**Your task**
Filter the rows below and copy out every line that contains the string "hint". Matching is case-sensitive.

**Stored rows**
* * * * * * *
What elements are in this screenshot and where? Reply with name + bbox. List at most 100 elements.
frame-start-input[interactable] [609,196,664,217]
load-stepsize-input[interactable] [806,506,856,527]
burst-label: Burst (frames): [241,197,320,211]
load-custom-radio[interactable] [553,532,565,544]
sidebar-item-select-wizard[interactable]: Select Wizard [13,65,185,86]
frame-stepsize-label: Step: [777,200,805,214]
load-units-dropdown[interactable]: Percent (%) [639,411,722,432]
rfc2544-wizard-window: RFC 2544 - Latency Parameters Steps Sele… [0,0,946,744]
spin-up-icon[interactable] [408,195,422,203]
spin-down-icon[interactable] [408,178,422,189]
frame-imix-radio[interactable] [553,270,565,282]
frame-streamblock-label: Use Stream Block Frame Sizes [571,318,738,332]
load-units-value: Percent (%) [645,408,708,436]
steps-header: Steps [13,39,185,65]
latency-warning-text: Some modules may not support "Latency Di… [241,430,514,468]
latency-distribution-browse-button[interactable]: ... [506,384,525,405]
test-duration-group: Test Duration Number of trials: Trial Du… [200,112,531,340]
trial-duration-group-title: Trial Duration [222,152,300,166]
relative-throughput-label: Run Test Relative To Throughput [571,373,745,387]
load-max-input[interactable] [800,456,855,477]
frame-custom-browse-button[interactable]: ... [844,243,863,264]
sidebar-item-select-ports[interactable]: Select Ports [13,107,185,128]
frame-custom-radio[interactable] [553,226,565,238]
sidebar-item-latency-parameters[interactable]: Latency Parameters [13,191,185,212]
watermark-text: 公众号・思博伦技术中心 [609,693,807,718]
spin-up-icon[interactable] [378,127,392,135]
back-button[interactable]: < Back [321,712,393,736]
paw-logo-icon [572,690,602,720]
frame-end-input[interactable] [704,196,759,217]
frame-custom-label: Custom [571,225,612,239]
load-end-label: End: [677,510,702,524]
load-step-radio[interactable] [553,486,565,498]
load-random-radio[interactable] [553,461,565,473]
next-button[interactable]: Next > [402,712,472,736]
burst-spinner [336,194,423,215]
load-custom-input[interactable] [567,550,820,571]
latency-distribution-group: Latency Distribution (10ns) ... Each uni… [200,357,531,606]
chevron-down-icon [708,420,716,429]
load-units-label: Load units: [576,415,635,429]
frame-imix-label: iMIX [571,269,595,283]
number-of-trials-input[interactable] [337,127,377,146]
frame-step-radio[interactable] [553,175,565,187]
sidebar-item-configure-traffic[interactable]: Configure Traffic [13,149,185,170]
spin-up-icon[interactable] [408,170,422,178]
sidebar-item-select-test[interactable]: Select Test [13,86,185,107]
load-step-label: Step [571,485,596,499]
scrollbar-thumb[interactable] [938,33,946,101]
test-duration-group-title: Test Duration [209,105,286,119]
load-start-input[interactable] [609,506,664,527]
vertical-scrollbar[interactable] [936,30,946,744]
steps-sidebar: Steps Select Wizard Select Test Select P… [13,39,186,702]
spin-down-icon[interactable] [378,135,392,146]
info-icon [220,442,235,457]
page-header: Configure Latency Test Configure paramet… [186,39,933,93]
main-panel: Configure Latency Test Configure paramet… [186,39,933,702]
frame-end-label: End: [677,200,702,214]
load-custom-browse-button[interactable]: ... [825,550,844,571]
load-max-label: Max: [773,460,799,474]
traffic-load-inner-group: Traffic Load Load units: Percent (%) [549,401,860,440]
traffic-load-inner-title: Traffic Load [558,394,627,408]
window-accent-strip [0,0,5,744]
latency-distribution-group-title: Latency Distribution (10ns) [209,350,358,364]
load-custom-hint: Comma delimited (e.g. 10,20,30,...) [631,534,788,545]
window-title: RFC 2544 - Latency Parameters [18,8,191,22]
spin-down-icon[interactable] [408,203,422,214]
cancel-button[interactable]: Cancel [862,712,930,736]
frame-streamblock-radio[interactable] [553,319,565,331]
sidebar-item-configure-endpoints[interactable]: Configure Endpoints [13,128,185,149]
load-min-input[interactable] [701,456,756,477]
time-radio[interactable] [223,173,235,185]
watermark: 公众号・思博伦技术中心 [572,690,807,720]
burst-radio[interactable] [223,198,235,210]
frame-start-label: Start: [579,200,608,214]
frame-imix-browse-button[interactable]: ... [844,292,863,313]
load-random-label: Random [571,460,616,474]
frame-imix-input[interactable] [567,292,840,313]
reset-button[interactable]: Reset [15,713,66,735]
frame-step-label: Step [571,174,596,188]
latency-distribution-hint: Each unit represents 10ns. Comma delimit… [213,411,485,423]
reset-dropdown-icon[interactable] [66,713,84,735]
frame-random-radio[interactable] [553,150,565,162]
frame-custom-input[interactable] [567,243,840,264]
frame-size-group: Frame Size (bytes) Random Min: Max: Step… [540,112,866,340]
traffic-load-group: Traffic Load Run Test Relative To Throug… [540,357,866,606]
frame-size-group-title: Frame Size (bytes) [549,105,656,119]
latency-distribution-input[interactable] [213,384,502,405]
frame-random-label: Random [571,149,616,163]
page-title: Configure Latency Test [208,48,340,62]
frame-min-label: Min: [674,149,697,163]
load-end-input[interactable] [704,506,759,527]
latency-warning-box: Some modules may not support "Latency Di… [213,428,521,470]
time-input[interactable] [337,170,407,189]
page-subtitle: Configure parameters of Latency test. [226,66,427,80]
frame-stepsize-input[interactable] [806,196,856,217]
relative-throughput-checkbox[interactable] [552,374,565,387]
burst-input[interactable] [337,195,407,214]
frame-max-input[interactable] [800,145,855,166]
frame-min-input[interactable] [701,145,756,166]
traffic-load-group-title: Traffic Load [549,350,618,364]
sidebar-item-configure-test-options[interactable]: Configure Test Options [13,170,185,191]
* * * * * * *
**Completed task**
load-custom-hint: Comma delimited (e.g. 10,20,30,...) [631,534,788,545]
latency-distribution-hint: Each unit represents 10ns. Comma delimit… [213,411,485,423]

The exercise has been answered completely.